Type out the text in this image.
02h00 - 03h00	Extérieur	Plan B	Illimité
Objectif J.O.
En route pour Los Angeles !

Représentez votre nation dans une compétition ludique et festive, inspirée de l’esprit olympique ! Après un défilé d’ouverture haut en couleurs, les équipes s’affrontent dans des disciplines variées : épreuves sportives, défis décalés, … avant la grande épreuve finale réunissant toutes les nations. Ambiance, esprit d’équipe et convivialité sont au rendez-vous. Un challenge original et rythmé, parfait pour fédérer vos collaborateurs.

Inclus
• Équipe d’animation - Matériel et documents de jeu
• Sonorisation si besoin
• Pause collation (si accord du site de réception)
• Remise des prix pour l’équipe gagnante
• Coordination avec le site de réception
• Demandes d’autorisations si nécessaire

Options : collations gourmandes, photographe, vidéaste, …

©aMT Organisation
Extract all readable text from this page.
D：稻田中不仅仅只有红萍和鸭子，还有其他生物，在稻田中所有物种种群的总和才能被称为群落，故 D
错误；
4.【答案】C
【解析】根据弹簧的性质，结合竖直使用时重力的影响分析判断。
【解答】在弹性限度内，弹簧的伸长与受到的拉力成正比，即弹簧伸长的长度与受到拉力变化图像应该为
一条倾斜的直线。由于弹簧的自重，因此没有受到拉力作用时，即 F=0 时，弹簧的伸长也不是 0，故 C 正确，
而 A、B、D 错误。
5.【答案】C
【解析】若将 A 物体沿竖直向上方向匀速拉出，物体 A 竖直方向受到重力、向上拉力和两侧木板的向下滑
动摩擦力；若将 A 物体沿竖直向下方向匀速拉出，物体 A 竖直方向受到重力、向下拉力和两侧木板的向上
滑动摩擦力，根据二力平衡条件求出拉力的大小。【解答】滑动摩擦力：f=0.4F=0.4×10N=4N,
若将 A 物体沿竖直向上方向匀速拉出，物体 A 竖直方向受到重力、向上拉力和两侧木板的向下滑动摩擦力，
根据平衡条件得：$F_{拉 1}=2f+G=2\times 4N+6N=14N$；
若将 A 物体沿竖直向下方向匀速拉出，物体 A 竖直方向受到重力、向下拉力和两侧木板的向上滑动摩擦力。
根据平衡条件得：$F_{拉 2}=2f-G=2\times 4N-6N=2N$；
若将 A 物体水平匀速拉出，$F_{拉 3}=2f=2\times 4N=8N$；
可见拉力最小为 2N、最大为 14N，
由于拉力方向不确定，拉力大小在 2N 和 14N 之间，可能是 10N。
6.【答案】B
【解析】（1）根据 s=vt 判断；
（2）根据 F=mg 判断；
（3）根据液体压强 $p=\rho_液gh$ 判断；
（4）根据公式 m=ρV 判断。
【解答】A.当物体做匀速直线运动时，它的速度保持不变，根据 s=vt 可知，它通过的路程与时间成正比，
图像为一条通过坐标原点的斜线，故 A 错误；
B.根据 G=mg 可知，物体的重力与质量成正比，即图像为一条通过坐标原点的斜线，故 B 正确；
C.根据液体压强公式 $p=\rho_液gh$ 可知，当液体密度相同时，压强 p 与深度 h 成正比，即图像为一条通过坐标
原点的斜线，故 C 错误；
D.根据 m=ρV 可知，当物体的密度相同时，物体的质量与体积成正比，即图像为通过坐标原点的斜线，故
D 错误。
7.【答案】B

• _DESCRIPTION OF THE TASK_: Reproduce the full listing exactly.

• _THE SOLUTION_:
Type out the text in this image.
02h00 - 03h00	Extérieur	Plan B	Illimité
Objectif J.O.
En route pour Los Angeles !

Représentez votre nation dans une compétition ludique et festive, inspirée de l’esprit olympique ! Après un défilé d’ouverture haut en couleurs, les équipes s’affrontent dans des disciplines variées : épreuves sportives, défis décalés, … avant la grande épreuve finale réunissant toutes les nations. Ambiance, esprit d’équipe et convivialité sont au rendez-vous. Un challenge original et rythmé, parfait pour fédérer vos collaborateurs.

Inclus
• Équipe d’animation - Matériel et documents de jeu
• Sonorisation si besoin
• Pause collation (si accord du site de réception)
• Remise des prix pour l’équipe gagnante
• Coordination avec le site de réception
• Demandes d’autorisations si nécessaire

Options : collations gourmandes, photographe, vidéaste, …

©aMT Organisation
Extract all readable text from this page.
D：稻田中不仅仅只有红萍和鸭子，还有其他生物，在稻田中所有物种种群的总和才能被称为群落，故 D
错误；
4.【答案】C
【解析】根据弹簧的性质，结合竖直使用时重力的影响分析判断。
【解答】在弹性限度内，弹簧的伸长与受到的拉力成正比，即弹簧伸长的长度与受到拉力变化图像应该为
一条倾斜的直线。由于弹簧的自重，因此没有受到拉力作用时，即 F=0 时，弹簧的伸长也不是 0，故 C 正确，
而 A、B、D 错误。
5.【答案】C
【解析】若将 A 物体沿竖直向上方向匀速拉出，物体 A 竖直方向受到重力、向上拉力和两侧木板的向下滑
动摩擦力；若将 A 物体沿竖直向下方向匀速拉出，物体 A 竖直方向受到重力、向下拉力和两侧木板的向上
滑动摩擦力，根据二力平衡条件求出拉力的大小。【解答】滑动摩擦力：f=0.4F=0.4×10N=4N,
若将 A 物体沿竖直向上方向匀速拉出，物体 A 竖直方向受到重力、向上拉力和两侧木板的向下滑动摩擦力，
根据平衡条件得：$F_{拉 1}=2f+G=2\times 4N+6N=14N$；
若将 A 物体沿竖直向下方向匀速拉出，物体 A 竖直方向受到重力、向下拉力和两侧木板的向上滑动摩擦力。
根据平衡条件得：$F_{拉 2}=2f-G=2\times 4N-6N=2N$；
若将 A 物体水平匀速拉出，$F_{拉 3}=2f=2\times 4N=8N$；
可见拉力最小为 2N、最大为 14N，
由于拉力方向不确定，拉力大小在 2N 和 14N 之间，可能是 10N。
6.【答案】B
【解析】（1）根据 s=vt 判断；
（2）根据 F=mg 判断；
（3）根据液体压强 $p=\rho_液gh$ 判断；
（4）根据公式 m=ρV 判断。
【解答】A.当物体做匀速直线运动时，它的速度保持不变，根据 s=vt 可知，它通过的路程与时间成正比，
图像为一条通过坐标原点的斜线，故 A 错误；
B.根据 G=mg 可知，物体的重力与质量成正比，即图像为一条通过坐标原点的斜线，故 B 正确；
C.根据液体压强公式 $p=\rho_液gh$ 可知，当液体密度相同时，压强 p 与深度 h 成正比，即图像为一条通过坐标
原点的斜线，故 C 错误；
D.根据 m=ρV 可知，当物体的密度相同时，物体的质量与体积成正比，即图像为通过坐标原点的斜线，故
D 错误。
7.【答案】B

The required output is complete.